### RECORDS SHOWN
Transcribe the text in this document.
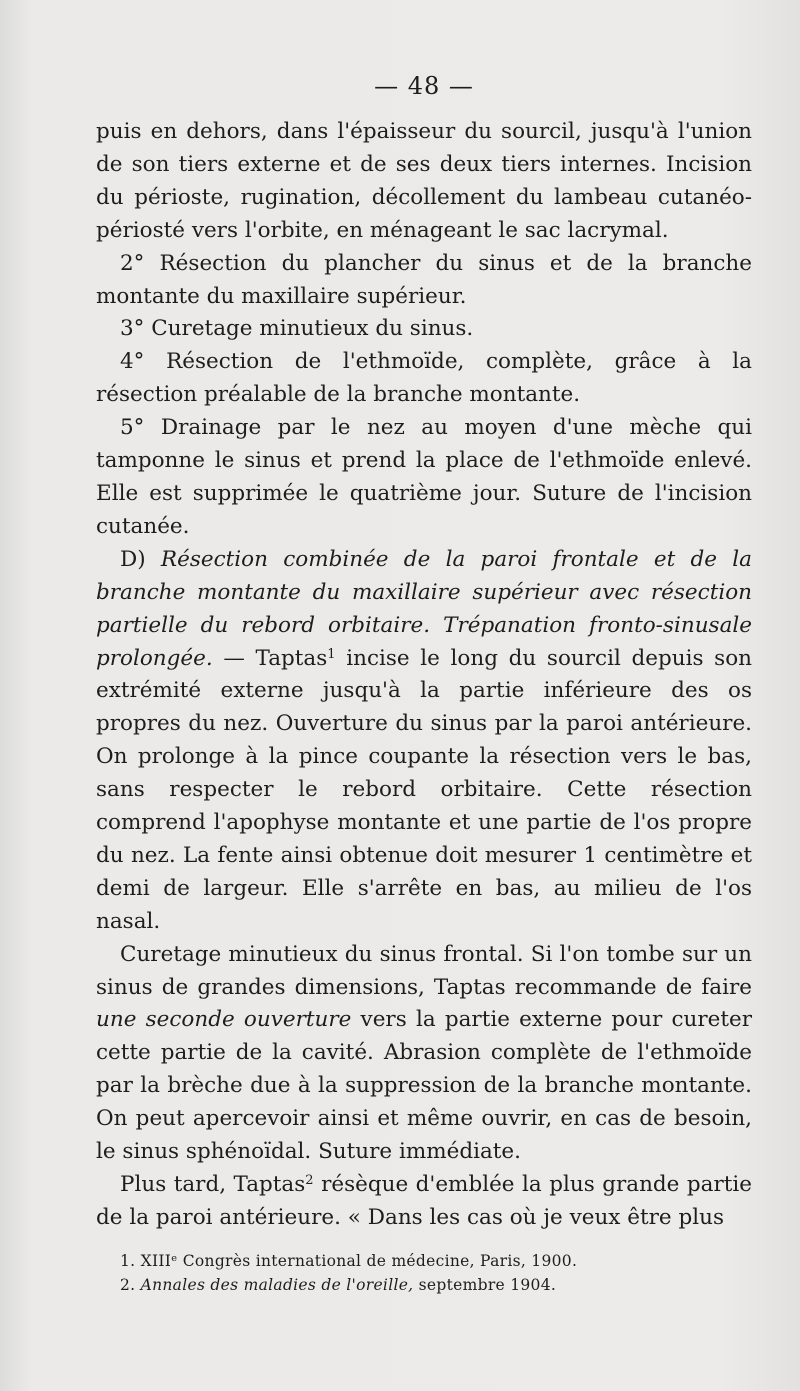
— 48 —

puis en dehors, dans l'épaisseur du sourcil, jusqu'à l'union de son tiers externe et de ses deux tiers internes. Incision du périoste, rugination, décollement du lambeau cutanéo-périosté vers l'orbite, en ménageant le sac lacrymal.

2° Résection du plancher du sinus et de la branche montante du maxillaire supérieur.

3° Curetage minutieux du sinus.

4° Résection de l'ethmoïde, complète, grâce à la résection préalable de la branche montante.

5° Drainage par le nez au moyen d'une mèche qui tamponne le sinus et prend la place de l'ethmoïde enlevé. Elle est supprimée le quatrième jour. Suture de l'incision cutanée.

D) Résection combinée de la paroi frontale et de la branche montante du maxillaire supérieur avec résection partielle du rebord orbitaire. Trépanation fronto-sinusale prolongée. — Taptas$^1$ incise le long du sourcil depuis son extrémité externe jusqu'à la partie inférieure des os propres du nez. Ouverture du sinus par la paroi antérieure. On prolonge à la pince coupante la résection vers le bas, sans respecter le rebord orbitaire. Cette résection comprend l'apophyse montante et une partie de l'os propre du nez. La fente ainsi obtenue doit mesurer 1 centimètre et demi de largeur. Elle s'arrête en bas, au milieu de l'os nasal.

Curetage minutieux du sinus frontal. Si l'on tombe sur un sinus de grandes dimensions, Taptas recommande de faire une seconde ouverture vers la partie externe pour cureter cette partie de la cavité. Abrasion complète de l'ethmoïde par la brèche due à la suppression de la branche montante. On peut apercevoir ainsi et même ouvrir, en cas de besoin, le sinus sphénoïdal. Suture immédiate.

Plus tard, Taptas$^2$ résèque d'emblée la plus grande partie de la paroi antérieure. « Dans les cas où je veux être plus

1. XIIIᵉ Congrès international de médecine, Paris, 1900.

2. Annales des maladies de l'oreille, septembre 1904.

### WHAT THE EXERCISE ASKS
Pictures in the data above should not be copied; transcribe everything else exactly.

### EXERCISE RESULT
Transcribe the text in this document.
— 48 —

puis en dehors, dans l'épaisseur du sourcil, jusqu'à l'union de son tiers externe et de ses deux tiers internes. Incision du périoste, rugination, décollement du lambeau cutanéo-périosté vers l'orbite, en ménageant le sac lacrymal.

2° Résection du plancher du sinus et de la branche montante du maxillaire supérieur.

3° Curetage minutieux du sinus.

4° Résection de l'ethmoïde, complète, grâce à la résection préalable de la branche montante.

5° Drainage par le nez au moyen d'une mèche qui tamponne le sinus et prend la place de l'ethmoïde enlevé. Elle est supprimée le quatrième jour. Suture de l'incision cutanée.

D) Résection combinée de la paroi frontale et de la branche montante du maxillaire supérieur avec résection partielle du rebord orbitaire. Trépanation fronto-sinusale prolongée. — Taptas$^1$ incise le long du sourcil depuis son extrémité externe jusqu'à la partie inférieure des os propres du nez. Ouverture du sinus par la paroi antérieure. On prolonge à la pince coupante la résection vers le bas, sans respecter le rebord orbitaire. Cette résection comprend l'apophyse montante et une partie de l'os propre du nez. La fente ainsi obtenue doit mesurer 1 centimètre et demi de largeur. Elle s'arrête en bas, au milieu de l'os nasal.

Curetage minutieux du sinus frontal. Si l'on tombe sur un sinus de grandes dimensions, Taptas recommande de faire une seconde ouverture vers la partie externe pour cureter cette partie de la cavité. Abrasion complète de l'ethmoïde par la brèche due à la suppression de la branche montante. On peut apercevoir ainsi et même ouvrir, en cas de besoin, le sinus sphénoïdal. Suture immédiate.

Plus tard, Taptas$^2$ résèque d'emblée la plus grande partie de la paroi antérieure. « Dans les cas où je veux être plus

1. XIIIᵉ Congrès international de médecine, Paris, 1900.

2. Annales des maladies de l'oreille, septembre 1904.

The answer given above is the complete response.